REQUEST |
Lines containing the string "vertaisarviointia" are to be collected in full.

SUPPLIED DATA |

====

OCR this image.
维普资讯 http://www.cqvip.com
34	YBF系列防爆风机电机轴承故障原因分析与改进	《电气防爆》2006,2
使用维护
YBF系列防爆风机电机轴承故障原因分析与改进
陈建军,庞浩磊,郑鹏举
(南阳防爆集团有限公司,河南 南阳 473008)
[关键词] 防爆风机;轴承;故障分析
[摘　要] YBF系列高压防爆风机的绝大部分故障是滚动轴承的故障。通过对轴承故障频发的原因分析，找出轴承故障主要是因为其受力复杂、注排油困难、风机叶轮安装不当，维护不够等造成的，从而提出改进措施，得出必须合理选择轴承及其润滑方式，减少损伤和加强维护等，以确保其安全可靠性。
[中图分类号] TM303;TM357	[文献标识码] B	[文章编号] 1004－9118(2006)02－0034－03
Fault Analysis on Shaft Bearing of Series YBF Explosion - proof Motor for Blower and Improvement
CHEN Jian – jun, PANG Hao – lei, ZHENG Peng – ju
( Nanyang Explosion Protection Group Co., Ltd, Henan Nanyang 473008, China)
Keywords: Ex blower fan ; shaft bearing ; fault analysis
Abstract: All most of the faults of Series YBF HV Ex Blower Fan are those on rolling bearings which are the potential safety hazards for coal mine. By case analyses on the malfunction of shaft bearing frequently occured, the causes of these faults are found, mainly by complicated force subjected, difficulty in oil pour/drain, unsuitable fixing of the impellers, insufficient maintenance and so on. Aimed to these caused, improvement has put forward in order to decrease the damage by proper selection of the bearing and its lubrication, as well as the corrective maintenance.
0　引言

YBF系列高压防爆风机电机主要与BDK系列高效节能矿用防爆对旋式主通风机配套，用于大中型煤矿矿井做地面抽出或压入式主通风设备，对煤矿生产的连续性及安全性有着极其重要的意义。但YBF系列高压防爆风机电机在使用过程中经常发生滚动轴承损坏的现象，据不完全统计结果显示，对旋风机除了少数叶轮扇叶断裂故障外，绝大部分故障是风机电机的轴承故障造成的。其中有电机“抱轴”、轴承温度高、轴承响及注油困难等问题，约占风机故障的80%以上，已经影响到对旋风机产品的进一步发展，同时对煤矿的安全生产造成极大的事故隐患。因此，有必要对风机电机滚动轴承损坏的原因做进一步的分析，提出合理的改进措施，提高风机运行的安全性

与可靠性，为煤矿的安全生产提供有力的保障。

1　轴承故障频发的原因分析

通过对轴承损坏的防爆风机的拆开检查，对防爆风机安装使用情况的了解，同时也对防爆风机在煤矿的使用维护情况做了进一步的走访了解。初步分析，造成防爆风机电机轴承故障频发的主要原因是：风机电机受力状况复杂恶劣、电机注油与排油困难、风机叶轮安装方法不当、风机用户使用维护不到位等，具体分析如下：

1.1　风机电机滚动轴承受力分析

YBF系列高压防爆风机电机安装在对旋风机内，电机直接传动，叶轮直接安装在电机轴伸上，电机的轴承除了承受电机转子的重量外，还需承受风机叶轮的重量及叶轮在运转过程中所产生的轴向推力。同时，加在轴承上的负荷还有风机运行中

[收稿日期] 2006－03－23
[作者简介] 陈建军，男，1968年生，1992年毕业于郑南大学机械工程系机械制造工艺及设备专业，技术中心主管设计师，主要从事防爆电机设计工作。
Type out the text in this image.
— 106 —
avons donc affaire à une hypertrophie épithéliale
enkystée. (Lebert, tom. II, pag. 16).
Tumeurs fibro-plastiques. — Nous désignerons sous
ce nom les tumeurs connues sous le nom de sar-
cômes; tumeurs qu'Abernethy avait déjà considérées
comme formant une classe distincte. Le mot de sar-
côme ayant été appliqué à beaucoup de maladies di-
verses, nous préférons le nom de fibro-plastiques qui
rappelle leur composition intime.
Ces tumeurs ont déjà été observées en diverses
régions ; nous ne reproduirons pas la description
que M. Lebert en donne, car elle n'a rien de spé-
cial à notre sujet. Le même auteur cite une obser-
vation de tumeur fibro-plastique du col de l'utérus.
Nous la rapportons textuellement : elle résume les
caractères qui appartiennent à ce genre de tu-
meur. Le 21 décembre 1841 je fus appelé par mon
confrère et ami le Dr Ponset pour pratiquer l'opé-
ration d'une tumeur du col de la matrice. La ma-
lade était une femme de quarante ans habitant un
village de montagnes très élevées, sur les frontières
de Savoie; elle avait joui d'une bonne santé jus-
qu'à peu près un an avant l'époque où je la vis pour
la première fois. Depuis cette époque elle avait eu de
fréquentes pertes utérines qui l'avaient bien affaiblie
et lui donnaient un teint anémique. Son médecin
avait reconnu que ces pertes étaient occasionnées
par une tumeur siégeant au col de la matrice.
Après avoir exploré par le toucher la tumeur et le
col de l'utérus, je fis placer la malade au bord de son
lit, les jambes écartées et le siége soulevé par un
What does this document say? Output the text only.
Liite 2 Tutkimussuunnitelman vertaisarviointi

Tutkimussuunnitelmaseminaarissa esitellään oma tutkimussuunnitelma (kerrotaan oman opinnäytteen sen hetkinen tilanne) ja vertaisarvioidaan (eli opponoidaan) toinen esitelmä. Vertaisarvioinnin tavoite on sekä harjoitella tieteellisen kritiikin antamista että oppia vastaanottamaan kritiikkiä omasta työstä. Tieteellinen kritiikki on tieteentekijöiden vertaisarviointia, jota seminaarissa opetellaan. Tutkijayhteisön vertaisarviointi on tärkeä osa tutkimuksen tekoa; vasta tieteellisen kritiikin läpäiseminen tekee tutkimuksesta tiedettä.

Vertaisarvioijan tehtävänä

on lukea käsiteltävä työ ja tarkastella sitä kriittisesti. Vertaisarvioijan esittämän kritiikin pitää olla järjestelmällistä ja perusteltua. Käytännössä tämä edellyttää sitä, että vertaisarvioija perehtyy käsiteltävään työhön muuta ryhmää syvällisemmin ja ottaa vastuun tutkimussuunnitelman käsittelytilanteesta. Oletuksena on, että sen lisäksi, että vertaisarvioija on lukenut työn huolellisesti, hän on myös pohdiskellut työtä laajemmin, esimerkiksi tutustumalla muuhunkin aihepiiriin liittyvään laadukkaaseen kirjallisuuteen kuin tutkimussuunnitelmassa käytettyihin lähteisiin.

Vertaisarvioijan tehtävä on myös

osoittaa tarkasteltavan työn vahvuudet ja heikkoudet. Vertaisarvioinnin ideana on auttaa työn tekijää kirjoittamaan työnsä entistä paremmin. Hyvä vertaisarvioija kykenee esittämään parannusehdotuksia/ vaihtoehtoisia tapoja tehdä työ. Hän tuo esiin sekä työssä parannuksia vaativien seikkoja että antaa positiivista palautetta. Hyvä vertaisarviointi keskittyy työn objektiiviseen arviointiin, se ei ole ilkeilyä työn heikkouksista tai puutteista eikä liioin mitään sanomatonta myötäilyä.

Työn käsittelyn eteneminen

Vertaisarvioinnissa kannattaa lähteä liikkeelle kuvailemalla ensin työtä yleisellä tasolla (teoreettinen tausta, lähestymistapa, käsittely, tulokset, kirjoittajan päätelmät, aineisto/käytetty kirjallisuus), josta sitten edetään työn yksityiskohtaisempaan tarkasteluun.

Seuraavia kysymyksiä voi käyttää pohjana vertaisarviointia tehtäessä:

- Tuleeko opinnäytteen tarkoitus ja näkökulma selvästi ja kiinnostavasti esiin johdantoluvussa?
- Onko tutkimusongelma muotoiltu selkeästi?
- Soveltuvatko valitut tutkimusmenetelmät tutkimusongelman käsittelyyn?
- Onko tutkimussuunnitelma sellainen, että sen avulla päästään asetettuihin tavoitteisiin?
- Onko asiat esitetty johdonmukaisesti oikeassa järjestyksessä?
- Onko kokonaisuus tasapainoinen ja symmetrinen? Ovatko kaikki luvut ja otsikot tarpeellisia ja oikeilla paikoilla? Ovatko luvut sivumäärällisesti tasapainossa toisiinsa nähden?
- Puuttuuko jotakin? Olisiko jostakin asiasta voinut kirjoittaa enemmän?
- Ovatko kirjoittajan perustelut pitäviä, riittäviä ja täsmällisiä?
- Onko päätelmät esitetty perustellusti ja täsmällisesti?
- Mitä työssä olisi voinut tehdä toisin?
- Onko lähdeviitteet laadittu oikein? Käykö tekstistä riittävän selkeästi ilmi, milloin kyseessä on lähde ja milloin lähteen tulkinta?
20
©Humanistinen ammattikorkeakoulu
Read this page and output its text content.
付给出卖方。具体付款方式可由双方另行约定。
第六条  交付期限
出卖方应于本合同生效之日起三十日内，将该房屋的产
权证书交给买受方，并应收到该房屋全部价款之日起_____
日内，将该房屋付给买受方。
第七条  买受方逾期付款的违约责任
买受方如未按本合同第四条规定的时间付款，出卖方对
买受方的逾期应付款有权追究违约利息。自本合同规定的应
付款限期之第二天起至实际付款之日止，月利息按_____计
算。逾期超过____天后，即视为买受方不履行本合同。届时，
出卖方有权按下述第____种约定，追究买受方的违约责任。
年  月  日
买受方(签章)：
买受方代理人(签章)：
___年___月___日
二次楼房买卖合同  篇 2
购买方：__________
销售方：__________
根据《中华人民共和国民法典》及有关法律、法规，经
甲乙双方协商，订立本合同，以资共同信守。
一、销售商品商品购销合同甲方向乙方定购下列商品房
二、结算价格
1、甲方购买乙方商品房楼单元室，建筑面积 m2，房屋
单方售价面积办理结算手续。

====

EXERCISE RESPONSE |
Tutkimussuunnitelmaseminaarissa esitellään oma tutkimussuunnitelma (kerrotaan oman opinnäytteen sen hetkinen tilanne) ja vertaisarvioidaan (eli opponoidaan) toinen esitelmä. Vertaisarvioinnin tavoite on sekä harjoitella tieteellisen kritiikin antamista että oppia vastaanottamaan kritiikkiä omasta työstä. Tieteellinen kritiikki on tieteentekijöiden vertaisarviointia, jota seminaarissa opetellaan. Tutkijayhteisön vertaisarviointi on tärkeä osa tutkimuksen tekoa; vasta tieteellisen kritiikin läpäiseminen tekee tutkimuksesta tiedettä.
Seuraavia kysymyksiä voi käyttää pohjana vertaisarviointia tehtäessä:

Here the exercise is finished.